**PROVIDED RECORDS**

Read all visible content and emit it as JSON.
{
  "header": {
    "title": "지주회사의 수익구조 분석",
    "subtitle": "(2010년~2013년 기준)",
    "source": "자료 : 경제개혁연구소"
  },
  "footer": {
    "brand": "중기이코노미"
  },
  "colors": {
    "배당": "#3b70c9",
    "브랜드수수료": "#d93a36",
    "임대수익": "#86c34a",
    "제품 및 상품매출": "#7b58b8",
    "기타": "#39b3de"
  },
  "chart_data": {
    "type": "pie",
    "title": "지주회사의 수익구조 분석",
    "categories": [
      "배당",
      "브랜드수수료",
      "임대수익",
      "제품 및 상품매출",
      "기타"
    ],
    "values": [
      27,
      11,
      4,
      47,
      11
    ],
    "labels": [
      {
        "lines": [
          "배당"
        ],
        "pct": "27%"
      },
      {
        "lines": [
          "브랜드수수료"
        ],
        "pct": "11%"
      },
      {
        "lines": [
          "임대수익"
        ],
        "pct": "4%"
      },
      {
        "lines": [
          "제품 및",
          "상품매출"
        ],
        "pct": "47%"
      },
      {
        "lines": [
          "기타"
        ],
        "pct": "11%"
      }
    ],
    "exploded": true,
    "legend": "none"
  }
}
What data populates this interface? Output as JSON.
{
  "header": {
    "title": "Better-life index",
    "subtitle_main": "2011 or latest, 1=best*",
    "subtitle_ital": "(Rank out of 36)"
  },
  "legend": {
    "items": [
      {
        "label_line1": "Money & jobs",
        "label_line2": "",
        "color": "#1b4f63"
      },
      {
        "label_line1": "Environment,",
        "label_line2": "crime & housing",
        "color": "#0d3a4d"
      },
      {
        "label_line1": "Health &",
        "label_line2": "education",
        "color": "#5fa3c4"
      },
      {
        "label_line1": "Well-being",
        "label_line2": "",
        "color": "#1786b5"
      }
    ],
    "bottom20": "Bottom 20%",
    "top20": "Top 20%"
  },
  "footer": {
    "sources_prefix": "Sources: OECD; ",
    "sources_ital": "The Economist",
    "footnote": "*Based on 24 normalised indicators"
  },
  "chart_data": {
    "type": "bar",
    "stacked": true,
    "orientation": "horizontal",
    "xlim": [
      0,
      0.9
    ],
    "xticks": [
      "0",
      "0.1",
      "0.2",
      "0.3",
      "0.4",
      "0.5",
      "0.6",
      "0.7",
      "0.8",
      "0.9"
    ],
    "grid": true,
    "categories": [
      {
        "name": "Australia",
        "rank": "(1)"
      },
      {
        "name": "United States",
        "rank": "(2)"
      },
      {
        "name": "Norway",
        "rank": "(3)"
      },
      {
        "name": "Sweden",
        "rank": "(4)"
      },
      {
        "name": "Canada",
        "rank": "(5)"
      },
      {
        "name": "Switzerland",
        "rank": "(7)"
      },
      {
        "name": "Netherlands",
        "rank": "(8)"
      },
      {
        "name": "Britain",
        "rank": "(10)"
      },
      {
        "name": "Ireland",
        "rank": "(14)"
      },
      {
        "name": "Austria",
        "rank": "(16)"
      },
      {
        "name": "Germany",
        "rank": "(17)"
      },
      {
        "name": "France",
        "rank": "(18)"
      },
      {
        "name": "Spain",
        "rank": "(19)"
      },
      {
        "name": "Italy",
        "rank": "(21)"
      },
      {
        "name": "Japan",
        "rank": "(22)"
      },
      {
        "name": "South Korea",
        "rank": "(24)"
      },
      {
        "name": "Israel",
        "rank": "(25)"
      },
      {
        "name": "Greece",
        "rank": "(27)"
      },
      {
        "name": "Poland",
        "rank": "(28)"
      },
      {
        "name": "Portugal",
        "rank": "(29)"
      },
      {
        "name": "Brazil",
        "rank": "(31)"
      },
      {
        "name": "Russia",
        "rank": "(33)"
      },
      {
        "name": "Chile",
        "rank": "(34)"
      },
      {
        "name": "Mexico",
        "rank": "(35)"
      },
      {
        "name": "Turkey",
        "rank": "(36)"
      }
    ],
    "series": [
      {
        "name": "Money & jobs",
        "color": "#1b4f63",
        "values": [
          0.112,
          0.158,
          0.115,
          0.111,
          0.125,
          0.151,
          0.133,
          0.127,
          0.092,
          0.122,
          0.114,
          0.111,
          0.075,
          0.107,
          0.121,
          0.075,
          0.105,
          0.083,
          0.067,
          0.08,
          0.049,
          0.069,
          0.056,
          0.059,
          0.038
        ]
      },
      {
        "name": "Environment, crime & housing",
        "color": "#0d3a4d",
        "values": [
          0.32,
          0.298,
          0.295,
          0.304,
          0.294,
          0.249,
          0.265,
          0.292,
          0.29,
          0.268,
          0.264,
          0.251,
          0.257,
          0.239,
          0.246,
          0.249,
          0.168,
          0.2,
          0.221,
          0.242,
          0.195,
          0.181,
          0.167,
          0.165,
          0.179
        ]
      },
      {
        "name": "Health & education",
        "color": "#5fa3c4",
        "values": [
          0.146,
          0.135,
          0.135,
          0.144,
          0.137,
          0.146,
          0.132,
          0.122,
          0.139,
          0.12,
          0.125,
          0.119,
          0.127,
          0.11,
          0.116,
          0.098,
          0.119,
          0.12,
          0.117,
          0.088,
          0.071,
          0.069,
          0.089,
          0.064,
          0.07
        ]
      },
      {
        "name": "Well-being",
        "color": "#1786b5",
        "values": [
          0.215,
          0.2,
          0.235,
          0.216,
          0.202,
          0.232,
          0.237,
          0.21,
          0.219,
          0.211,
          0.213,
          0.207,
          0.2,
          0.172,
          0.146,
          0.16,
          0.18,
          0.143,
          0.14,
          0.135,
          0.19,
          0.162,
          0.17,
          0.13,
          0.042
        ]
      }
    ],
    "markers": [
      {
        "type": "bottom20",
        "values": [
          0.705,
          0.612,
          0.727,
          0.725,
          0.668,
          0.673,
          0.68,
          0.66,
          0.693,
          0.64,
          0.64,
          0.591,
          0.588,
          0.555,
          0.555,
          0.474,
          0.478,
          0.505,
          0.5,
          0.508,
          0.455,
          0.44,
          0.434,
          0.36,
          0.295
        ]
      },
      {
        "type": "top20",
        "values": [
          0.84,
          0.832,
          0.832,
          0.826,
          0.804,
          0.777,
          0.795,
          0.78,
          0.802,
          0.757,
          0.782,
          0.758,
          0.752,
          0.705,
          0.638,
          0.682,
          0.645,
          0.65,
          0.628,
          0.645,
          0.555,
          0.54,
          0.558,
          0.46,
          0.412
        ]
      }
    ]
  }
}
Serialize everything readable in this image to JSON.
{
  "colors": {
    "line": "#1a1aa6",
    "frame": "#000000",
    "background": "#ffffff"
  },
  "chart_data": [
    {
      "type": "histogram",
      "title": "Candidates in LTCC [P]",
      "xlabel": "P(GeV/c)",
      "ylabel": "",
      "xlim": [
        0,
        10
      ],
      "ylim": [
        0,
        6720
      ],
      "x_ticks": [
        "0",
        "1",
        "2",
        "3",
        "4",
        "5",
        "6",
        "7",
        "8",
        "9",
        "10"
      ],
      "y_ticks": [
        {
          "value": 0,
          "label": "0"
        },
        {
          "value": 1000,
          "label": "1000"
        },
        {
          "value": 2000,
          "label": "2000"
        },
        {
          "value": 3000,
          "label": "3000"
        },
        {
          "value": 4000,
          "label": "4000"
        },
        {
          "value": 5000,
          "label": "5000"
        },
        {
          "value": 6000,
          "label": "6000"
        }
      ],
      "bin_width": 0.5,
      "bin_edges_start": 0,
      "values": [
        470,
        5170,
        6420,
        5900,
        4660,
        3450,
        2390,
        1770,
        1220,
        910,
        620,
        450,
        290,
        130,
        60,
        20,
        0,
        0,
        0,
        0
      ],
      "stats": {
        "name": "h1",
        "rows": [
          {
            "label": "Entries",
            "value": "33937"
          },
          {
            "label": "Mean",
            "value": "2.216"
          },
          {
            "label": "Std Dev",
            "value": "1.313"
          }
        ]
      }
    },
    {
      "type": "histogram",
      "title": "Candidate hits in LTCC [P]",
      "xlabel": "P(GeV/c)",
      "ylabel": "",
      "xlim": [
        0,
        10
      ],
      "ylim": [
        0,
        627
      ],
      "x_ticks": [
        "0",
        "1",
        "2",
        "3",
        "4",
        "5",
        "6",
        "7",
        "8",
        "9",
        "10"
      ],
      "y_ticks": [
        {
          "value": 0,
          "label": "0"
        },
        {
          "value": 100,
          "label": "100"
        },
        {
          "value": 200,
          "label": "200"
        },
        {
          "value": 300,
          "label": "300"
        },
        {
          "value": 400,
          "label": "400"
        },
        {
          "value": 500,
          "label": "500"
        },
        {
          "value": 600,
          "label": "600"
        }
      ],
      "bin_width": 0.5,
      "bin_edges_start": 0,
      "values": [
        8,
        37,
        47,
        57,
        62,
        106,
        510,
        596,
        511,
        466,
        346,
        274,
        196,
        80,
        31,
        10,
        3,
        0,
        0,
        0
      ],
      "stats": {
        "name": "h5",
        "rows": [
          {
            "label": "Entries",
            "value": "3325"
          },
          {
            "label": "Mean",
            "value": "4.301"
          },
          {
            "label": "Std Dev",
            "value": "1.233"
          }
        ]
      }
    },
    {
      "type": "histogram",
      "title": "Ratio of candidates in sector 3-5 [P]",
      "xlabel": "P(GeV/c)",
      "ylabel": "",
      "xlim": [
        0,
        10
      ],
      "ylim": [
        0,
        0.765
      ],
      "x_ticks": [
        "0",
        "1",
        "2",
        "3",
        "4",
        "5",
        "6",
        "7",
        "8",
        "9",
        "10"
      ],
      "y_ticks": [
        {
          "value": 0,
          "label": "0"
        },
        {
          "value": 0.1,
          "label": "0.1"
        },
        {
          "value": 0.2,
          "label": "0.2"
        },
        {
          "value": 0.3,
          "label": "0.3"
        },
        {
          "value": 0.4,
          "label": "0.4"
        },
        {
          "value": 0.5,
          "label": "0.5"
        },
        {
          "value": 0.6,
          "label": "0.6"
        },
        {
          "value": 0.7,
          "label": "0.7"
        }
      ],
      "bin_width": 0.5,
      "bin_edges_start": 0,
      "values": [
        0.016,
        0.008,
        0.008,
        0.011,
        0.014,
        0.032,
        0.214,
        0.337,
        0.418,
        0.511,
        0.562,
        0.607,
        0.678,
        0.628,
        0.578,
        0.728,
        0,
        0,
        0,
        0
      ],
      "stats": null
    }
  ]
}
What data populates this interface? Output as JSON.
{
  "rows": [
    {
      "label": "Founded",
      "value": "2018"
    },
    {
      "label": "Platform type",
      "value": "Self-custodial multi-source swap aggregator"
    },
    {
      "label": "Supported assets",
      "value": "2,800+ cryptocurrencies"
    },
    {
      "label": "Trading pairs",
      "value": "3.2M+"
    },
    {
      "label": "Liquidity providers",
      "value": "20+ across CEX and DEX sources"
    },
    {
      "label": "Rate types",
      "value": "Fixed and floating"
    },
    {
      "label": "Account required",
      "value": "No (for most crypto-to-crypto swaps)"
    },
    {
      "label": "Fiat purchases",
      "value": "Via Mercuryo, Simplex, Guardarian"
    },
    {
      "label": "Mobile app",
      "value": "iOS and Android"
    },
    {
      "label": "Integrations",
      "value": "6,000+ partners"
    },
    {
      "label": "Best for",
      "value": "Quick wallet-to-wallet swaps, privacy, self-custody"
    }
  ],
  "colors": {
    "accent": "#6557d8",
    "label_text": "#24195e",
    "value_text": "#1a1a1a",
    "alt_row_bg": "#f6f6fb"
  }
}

**GIVEN EXERCISE**
Copy every line of the records above that contains "being".

**WRITTEN REPLY**
        "label_line1": "Well-being",
        "name": "Well-being",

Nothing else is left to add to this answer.